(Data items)

★ ★ ★

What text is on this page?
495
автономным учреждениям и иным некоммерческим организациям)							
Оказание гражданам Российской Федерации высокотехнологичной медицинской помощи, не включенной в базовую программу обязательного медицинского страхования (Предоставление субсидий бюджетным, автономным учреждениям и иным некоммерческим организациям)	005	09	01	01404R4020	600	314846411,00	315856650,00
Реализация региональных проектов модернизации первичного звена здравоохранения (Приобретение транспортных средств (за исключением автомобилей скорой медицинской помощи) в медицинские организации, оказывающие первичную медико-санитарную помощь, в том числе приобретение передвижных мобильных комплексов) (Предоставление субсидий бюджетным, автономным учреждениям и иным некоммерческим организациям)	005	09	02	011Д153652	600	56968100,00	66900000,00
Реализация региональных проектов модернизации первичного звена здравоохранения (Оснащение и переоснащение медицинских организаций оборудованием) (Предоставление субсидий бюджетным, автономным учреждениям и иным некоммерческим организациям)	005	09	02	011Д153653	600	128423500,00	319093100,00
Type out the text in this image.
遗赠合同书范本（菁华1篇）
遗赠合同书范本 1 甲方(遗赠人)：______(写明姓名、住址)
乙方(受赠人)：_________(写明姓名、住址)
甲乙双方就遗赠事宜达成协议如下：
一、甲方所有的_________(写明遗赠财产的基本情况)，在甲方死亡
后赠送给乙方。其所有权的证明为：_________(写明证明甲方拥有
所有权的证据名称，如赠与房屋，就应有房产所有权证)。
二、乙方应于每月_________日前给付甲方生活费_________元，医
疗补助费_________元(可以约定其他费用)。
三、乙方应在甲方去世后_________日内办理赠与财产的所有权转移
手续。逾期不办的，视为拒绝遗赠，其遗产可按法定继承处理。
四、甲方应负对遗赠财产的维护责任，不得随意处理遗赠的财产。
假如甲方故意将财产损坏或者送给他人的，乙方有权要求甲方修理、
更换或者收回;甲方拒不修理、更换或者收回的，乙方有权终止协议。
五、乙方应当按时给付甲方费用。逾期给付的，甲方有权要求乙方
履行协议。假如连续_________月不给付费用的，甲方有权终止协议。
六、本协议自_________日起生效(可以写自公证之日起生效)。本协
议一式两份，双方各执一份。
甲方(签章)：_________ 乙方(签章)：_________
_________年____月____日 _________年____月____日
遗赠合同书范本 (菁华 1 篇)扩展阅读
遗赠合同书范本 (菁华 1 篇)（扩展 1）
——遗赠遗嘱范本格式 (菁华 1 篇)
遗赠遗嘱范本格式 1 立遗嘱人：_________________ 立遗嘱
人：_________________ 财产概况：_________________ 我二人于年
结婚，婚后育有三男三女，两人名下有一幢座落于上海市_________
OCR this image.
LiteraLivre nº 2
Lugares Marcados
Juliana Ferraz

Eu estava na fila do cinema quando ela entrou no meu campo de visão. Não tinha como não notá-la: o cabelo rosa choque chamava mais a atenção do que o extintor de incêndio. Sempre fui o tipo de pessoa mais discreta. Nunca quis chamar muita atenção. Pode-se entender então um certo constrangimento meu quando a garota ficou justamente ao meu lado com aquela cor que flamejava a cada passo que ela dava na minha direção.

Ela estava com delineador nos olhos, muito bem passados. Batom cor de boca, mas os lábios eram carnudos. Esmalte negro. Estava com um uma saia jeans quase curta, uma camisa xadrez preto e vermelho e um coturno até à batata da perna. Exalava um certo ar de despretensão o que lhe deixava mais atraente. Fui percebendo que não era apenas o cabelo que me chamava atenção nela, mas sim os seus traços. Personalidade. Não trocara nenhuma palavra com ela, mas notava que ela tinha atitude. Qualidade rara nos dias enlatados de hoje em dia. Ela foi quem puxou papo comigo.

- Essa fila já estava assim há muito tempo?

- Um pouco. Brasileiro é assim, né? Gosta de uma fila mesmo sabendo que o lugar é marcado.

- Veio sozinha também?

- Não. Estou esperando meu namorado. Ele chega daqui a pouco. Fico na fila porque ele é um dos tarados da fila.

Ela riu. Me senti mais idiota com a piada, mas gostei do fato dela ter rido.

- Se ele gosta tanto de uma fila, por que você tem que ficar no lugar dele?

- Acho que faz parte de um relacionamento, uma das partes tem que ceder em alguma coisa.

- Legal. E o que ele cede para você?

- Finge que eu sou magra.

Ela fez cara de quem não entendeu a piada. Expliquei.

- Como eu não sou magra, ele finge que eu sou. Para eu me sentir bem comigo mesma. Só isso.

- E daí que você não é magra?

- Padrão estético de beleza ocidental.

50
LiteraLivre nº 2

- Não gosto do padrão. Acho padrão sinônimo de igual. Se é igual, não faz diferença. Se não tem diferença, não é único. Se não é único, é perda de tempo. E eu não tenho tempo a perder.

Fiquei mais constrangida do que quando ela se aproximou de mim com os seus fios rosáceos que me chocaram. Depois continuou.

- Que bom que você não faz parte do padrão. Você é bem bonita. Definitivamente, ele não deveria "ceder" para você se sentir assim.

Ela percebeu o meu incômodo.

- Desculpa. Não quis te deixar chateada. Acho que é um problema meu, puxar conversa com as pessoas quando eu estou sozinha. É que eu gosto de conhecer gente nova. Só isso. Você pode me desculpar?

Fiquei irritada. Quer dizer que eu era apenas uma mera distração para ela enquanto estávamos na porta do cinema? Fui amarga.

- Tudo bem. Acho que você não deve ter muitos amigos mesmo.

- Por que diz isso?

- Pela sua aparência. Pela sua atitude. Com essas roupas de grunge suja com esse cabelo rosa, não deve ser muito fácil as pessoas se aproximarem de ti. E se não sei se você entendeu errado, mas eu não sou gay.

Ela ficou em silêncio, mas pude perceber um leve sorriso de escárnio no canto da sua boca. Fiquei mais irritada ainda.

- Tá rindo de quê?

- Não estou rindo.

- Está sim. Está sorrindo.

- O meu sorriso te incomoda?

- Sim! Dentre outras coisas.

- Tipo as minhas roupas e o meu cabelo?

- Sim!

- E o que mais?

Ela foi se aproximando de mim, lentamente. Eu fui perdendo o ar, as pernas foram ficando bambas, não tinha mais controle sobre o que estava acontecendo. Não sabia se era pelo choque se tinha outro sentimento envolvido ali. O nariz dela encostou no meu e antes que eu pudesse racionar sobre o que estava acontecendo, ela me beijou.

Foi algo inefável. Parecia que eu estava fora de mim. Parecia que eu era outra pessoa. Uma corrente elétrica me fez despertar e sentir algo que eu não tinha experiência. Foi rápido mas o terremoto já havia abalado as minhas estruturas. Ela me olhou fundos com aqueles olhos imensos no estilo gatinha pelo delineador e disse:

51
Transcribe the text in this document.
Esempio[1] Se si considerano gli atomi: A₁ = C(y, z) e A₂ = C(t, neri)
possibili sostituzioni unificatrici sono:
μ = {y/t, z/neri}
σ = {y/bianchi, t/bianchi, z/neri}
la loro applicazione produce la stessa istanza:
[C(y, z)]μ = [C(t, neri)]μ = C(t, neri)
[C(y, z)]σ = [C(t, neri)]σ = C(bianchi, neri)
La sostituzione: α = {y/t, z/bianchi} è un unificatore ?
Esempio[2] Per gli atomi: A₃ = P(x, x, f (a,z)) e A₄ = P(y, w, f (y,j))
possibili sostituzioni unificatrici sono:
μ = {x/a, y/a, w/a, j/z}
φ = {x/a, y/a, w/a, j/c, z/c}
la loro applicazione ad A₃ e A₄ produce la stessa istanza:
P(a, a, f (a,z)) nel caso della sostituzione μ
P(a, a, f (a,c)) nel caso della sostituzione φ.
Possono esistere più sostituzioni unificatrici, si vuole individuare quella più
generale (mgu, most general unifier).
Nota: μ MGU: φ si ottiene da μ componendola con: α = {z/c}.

★ ★ ★

**Task to carry out**
Would you reproduce the material above in full, exactly as given?

**Written reply**
What text is on this page?
495
автономным учреждениям и иным некоммерческим организациям)							
Оказание гражданам Российской Федерации высокотехнологичной медицинской помощи, не включенной в базовую программу обязательного медицинского страхования (Предоставление субсидий бюджетным, автономным учреждениям и иным некоммерческим организациям)	005	09	01	01404R4020	600	314846411,00	315856650,00
Реализация региональных проектов модернизации первичного звена здравоохранения (Приобретение транспортных средств (за исключением автомобилей скорой медицинской помощи) в медицинские организации, оказывающие первичную медико-санитарную помощь, в том числе приобретение передвижных мобильных комплексов) (Предоставление субсидий бюджетным, автономным учреждениям и иным некоммерческим организациям)	005	09	02	011Д153652	600	56968100,00	66900000,00
Реализация региональных проектов модернизации первичного звена здравоохранения (Оснащение и переоснащение медицинских организаций оборудованием) (Предоставление субсидий бюджетным, автономным учреждениям и иным некоммерческим организациям)	005	09	02	011Д153653	600	128423500,00	319093100,00
Type out the text in this image.
遗赠合同书范本（菁华1篇）
遗赠合同书范本 1 甲方(遗赠人)：______(写明姓名、住址)
乙方(受赠人)：_________(写明姓名、住址)
甲乙双方就遗赠事宜达成协议如下：
一、甲方所有的_________(写明遗赠财产的基本情况)，在甲方死亡
后赠送给乙方。其所有权的证明为：_________(写明证明甲方拥有
所有权的证据名称，如赠与房屋，就应有房产所有权证)。
二、乙方应于每月_________日前给付甲方生活费_________元，医
疗补助费_________元(可以约定其他费用)。
三、乙方应在甲方去世后_________日内办理赠与财产的所有权转移
手续。逾期不办的，视为拒绝遗赠，其遗产可按法定继承处理。
四、甲方应负对遗赠财产的维护责任，不得随意处理遗赠的财产。
假如甲方故意将财产损坏或者送给他人的，乙方有权要求甲方修理、
更换或者收回;甲方拒不修理、更换或者收回的，乙方有权终止协议。
五、乙方应当按时给付甲方费用。逾期给付的，甲方有权要求乙方
履行协议。假如连续_________月不给付费用的，甲方有权终止协议。
六、本协议自_________日起生效(可以写自公证之日起生效)。本协
议一式两份，双方各执一份。
甲方(签章)：_________ 乙方(签章)：_________
_________年____月____日 _________年____月____日
遗赠合同书范本 (菁华 1 篇)扩展阅读
遗赠合同书范本 (菁华 1 篇)（扩展 1）
——遗赠遗嘱范本格式 (菁华 1 篇)
遗赠遗嘱范本格式 1 立遗嘱人：_________________ 立遗嘱
人：_________________ 财产概况：_________________ 我二人于年
结婚，婚后育有三男三女，两人名下有一幢座落于上海市_________
OCR this image.
LiteraLivre nº 2
Lugares Marcados
Juliana Ferraz

Eu estava na fila do cinema quando ela entrou no meu campo de visão. Não tinha como não notá-la: o cabelo rosa choque chamava mais a atenção do que o extintor de incêndio. Sempre fui o tipo de pessoa mais discreta. Nunca quis chamar muita atenção. Pode-se entender então um certo constrangimento meu quando a garota ficou justamente ao meu lado com aquela cor que flamejava a cada passo que ela dava na minha direção.

Ela estava com delineador nos olhos, muito bem passados. Batom cor de boca, mas os lábios eram carnudos. Esmalte negro. Estava com um uma saia jeans quase curta, uma camisa xadrez preto e vermelho e um coturno até à batata da perna. Exalava um certo ar de despretensão o que lhe deixava mais atraente. Fui percebendo que não era apenas o cabelo que me chamava atenção nela, mas sim os seus traços. Personalidade. Não trocara nenhuma palavra com ela, mas notava que ela tinha atitude. Qualidade rara nos dias enlatados de hoje em dia. Ela foi quem puxou papo comigo.

- Essa fila já estava assim há muito tempo?

- Um pouco. Brasileiro é assim, né? Gosta de uma fila mesmo sabendo que o lugar é marcado.

- Veio sozinha também?

- Não. Estou esperando meu namorado. Ele chega daqui a pouco. Fico na fila porque ele é um dos tarados da fila.

Ela riu. Me senti mais idiota com a piada, mas gostei do fato dela ter rido.

- Se ele gosta tanto de uma fila, por que você tem que ficar no lugar dele?

- Acho que faz parte de um relacionamento, uma das partes tem que ceder em alguma coisa.

- Legal. E o que ele cede para você?

- Finge que eu sou magra.

Ela fez cara de quem não entendeu a piada. Expliquei.

- Como eu não sou magra, ele finge que eu sou. Para eu me sentir bem comigo mesma. Só isso.

- E daí que você não é magra?

- Padrão estético de beleza ocidental.

50
LiteraLivre nº 2

- Não gosto do padrão. Acho padrão sinônimo de igual. Se é igual, não faz diferença. Se não tem diferença, não é único. Se não é único, é perda de tempo. E eu não tenho tempo a perder.

Fiquei mais constrangida do que quando ela se aproximou de mim com os seus fios rosáceos que me chocaram. Depois continuou.

- Que bom que você não faz parte do padrão. Você é bem bonita. Definitivamente, ele não deveria "ceder" para você se sentir assim.

Ela percebeu o meu incômodo.

- Desculpa. Não quis te deixar chateada. Acho que é um problema meu, puxar conversa com as pessoas quando eu estou sozinha. É que eu gosto de conhecer gente nova. Só isso. Você pode me desculpar?

Fiquei irritada. Quer dizer que eu era apenas uma mera distração para ela enquanto estávamos na porta do cinema? Fui amarga.

- Tudo bem. Acho que você não deve ter muitos amigos mesmo.

- Por que diz isso?

- Pela sua aparência. Pela sua atitude. Com essas roupas de grunge suja com esse cabelo rosa, não deve ser muito fácil as pessoas se aproximarem de ti. E se não sei se você entendeu errado, mas eu não sou gay.

Ela ficou em silêncio, mas pude perceber um leve sorriso de escárnio no canto da sua boca. Fiquei mais irritada ainda.

- Tá rindo de quê?

- Não estou rindo.

- Está sim. Está sorrindo.

- O meu sorriso te incomoda?

- Sim! Dentre outras coisas.

- Tipo as minhas roupas e o meu cabelo?

- Sim!

- E o que mais?

Ela foi se aproximando de mim, lentamente. Eu fui perdendo o ar, as pernas foram ficando bambas, não tinha mais controle sobre o que estava acontecendo. Não sabia se era pelo choque se tinha outro sentimento envolvido ali. O nariz dela encostou no meu e antes que eu pudesse racionar sobre o que estava acontecendo, ela me beijou.

Foi algo inefável. Parecia que eu estava fora de mim. Parecia que eu era outra pessoa. Uma corrente elétrica me fez despertar e sentir algo que eu não tinha experiência. Foi rápido mas o terremoto já havia abalado as minhas estruturas. Ela me olhou fundos com aqueles olhos imensos no estilo gatinha pelo delineador e disse:

51
Transcribe the text in this document.
Esempio[1] Se si considerano gli atomi: A₁ = C(y, z) e A₂ = C(t, neri)
possibili sostituzioni unificatrici sono:
μ = {y/t, z/neri}
σ = {y/bianchi, t/bianchi, z/neri}
la loro applicazione produce la stessa istanza:
[C(y, z)]μ = [C(t, neri)]μ = C(t, neri)
[C(y, z)]σ = [C(t, neri)]σ = C(bianchi, neri)
La sostituzione: α = {y/t, z/bianchi} è un unificatore ?
Esempio[2] Per gli atomi: A₃ = P(x, x, f (a,z)) e A₄ = P(y, w, f (y,j))
possibili sostituzioni unificatrici sono:
μ = {x/a, y/a, w/a, j/z}
φ = {x/a, y/a, w/a, j/c, z/c}
la loro applicazione ad A₃ e A₄ produce la stessa istanza:
P(a, a, f (a,z)) nel caso della sostituzione μ
P(a, a, f (a,c)) nel caso della sostituzione φ.
Possono esistere più sostituzioni unificatrici, si vuole individuare quella più
generale (mgu, most general unifier).
Nota: μ MGU: φ si ottiene da μ componendola con: α = {z/c}.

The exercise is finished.